*INFORMATION GIVEN:*
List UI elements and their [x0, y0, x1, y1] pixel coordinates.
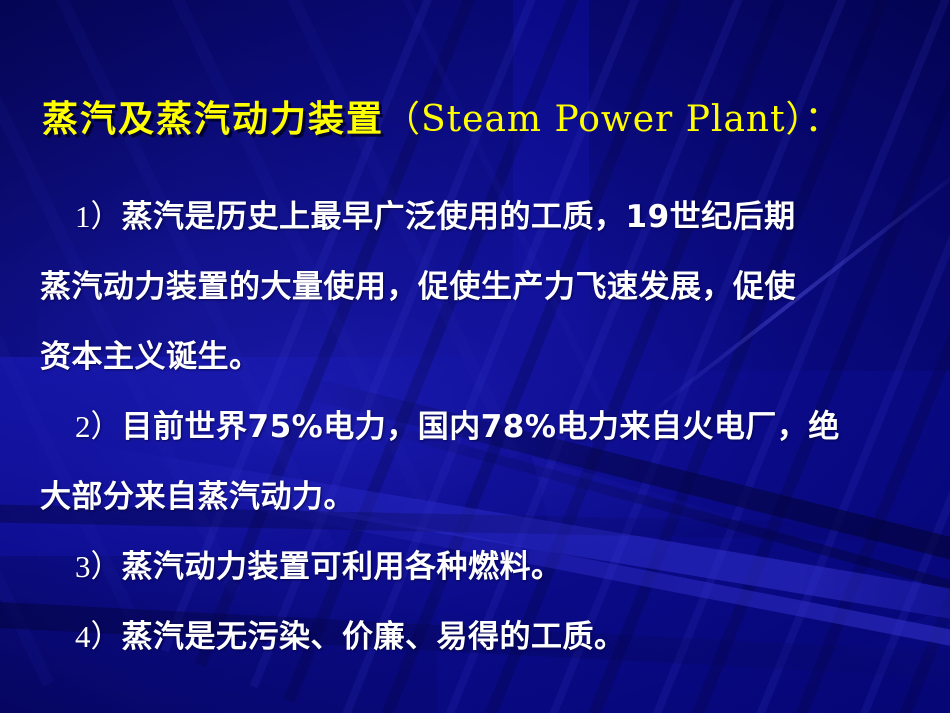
body-line: 3）蒸汽动力装置可利用各种燃料。	[0, 532, 950, 602]
body-line: 2）目前世界75%电力，国内78%电力来自火电厂，绝	[0, 392, 950, 462]
list-number: 3）	[75, 549, 122, 584]
list-number: 1）	[75, 199, 122, 234]
body-line: 大部分来自蒸汽动力。	[0, 462, 950, 532]
body-line-text: 蒸汽动力装置可利用各种燃料。	[122, 549, 563, 585]
body-line: 4）蒸汽是无污染、价廉、易得的工质。	[0, 602, 950, 672]
slide-title-chinese: 蒸汽及蒸汽动力装置	[42, 99, 384, 140]
slide-title: 蒸汽及蒸汽动力装置（Steam Power Plant）：	[42, 90, 842, 142]
body-line: 蒸汽动力装置的大量使用，促使生产力飞速发展，促使	[0, 252, 950, 322]
slide-body: 1）蒸汽是历史上最早广泛使用的工质，19世纪后期 蒸汽动力装置的大量使用，促使生…	[0, 182, 950, 672]
body-line-text: 蒸汽是历史上最早广泛使用的工质，19世纪后期	[122, 199, 796, 235]
body-line-text: 蒸汽是无污染、价廉、易得的工质。	[122, 619, 626, 655]
body-line-text: 资本主义诞生。	[40, 339, 261, 375]
slide-content: 蒸汽及蒸汽动力装置（Steam Power Plant）： 1）蒸汽是历史上最早…	[0, 0, 950, 713]
body-line: 1）蒸汽是历史上最早广泛使用的工质，19世纪后期	[0, 182, 950, 252]
body-line-text: 大部分来自蒸汽动力。	[40, 479, 355, 515]
body-line-text: 目前世界75%电力，国内78%电力来自火电厂，绝	[122, 409, 840, 445]
body-line-text: 蒸汽动力装置的大量使用，促使生产力飞速发展，促使	[40, 269, 796, 305]
list-number: 2）	[75, 409, 122, 444]
list-number: 4）	[75, 619, 122, 654]
presentation-slide: 蒸汽及蒸汽动力装置（Steam Power Plant）： 1）蒸汽是历史上最早…	[0, 0, 950, 713]
body-line: 资本主义诞生。	[0, 322, 950, 392]
slide-title-english: （Steam Power Plant）：	[384, 99, 842, 140]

*OBJECTIVE:* Could you print each of the records above again line for line, with the pictures left out?

*PROBLEM SOLUTION:*
List UI elements and their [x0, y0, x1, y1] pixel coordinates.
body-line: 3）蒸汽动力装置可利用各种燃料。	[0, 532, 950, 602]
body-line: 2）目前世界75%电力，国内78%电力来自火电厂，绝	[0, 392, 950, 462]
list-number: 3）	[75, 549, 122, 584]
list-number: 1）	[75, 199, 122, 234]
body-line: 大部分来自蒸汽动力。	[0, 462, 950, 532]
body-line-text: 蒸汽动力装置可利用各种燃料。	[122, 549, 563, 585]
body-line: 4）蒸汽是无污染、价廉、易得的工质。	[0, 602, 950, 672]
slide-title-chinese: 蒸汽及蒸汽动力装置	[42, 99, 384, 140]
slide-title: 蒸汽及蒸汽动力装置（Steam Power Plant）：	[42, 90, 842, 142]
body-line: 蒸汽动力装置的大量使用，促使生产力飞速发展，促使	[0, 252, 950, 322]
slide-body: 1）蒸汽是历史上最早广泛使用的工质，19世纪后期 蒸汽动力装置的大量使用，促使生…	[0, 182, 950, 672]
body-line-text: 蒸汽是历史上最早广泛使用的工质，19世纪后期	[122, 199, 796, 235]
body-line-text: 蒸汽是无污染、价廉、易得的工质。	[122, 619, 626, 655]
body-line-text: 资本主义诞生。	[40, 339, 261, 375]
slide-content: 蒸汽及蒸汽动力装置（Steam Power Plant）： 1）蒸汽是历史上最早…	[0, 0, 950, 713]
body-line: 1）蒸汽是历史上最早广泛使用的工质，19世纪后期	[0, 182, 950, 252]
body-line-text: 大部分来自蒸汽动力。	[40, 479, 355, 515]
body-line-text: 目前世界75%电力，国内78%电力来自火电厂，绝	[122, 409, 840, 445]
body-line-text: 蒸汽动力装置的大量使用，促使生产力飞速发展，促使	[40, 269, 796, 305]
list-number: 2）	[75, 409, 122, 444]
list-number: 4）	[75, 619, 122, 654]
presentation-slide: 蒸汽及蒸汽动力装置（Steam Power Plant）： 1）蒸汽是历史上最早…	[0, 0, 950, 713]
body-line: 资本主义诞生。	[0, 322, 950, 392]
slide-title-english: （Steam Power Plant）：	[384, 99, 842, 140]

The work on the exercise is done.